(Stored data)
--- Start ---
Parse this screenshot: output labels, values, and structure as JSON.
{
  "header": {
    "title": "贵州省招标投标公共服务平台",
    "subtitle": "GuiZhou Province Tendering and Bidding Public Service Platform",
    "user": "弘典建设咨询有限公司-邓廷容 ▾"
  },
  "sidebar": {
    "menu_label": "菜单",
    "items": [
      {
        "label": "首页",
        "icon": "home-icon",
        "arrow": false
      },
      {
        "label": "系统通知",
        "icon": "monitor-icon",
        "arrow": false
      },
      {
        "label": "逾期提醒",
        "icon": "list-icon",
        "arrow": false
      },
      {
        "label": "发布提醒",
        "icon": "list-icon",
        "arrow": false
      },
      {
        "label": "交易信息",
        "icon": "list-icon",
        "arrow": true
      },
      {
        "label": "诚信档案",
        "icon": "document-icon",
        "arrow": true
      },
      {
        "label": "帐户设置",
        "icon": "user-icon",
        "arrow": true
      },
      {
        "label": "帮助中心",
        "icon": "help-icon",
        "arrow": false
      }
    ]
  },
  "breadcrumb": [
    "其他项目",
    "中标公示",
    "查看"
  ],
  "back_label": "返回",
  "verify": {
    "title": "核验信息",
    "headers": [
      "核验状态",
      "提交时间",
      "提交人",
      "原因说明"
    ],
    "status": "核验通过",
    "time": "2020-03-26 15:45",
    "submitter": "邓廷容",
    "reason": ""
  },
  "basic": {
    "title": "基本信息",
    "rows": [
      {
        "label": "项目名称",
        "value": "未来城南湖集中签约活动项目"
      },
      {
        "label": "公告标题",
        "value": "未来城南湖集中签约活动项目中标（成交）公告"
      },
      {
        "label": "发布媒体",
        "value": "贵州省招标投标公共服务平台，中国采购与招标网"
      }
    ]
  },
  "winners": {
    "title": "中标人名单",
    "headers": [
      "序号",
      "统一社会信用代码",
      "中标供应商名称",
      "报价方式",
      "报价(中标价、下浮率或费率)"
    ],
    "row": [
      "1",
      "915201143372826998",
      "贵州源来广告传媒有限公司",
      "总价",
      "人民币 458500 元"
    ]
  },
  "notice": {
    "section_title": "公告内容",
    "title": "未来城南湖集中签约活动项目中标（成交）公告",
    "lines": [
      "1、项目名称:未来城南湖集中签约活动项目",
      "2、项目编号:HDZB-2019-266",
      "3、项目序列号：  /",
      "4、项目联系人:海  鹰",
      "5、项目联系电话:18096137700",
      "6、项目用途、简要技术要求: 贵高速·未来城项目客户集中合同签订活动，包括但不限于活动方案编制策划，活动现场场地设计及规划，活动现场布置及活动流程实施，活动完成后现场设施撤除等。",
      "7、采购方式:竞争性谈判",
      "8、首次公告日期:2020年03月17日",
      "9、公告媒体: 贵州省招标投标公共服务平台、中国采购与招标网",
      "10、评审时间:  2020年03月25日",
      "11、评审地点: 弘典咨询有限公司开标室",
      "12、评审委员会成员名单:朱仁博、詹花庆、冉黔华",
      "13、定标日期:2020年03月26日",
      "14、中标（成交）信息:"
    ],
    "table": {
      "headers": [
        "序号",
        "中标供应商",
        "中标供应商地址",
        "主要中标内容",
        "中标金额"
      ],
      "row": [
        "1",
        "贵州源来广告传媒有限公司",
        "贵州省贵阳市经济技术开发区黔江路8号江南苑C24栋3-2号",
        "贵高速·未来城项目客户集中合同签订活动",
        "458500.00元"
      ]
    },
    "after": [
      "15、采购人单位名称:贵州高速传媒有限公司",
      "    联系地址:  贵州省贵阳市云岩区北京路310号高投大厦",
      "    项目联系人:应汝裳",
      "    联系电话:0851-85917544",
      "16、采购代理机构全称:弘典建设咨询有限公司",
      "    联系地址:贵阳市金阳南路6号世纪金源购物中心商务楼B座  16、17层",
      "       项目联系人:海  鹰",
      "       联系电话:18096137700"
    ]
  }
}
--- End ---
- [Goal of the exercise]
Whichever lines contain the string "未来城项目客户集中合同签订活动", select and copy them.

- [Final result]
      "6、项目用途、简要技术要求: 贵高速·未来城项目客户集中合同签订活动，包括但不限于活动方案编制策划，活动现场场地设计及规划，活动现场布置及活动流程实施，活动完成后现场设施撤除等。",
        "贵高速·未来城项目客户集中合同签订活动",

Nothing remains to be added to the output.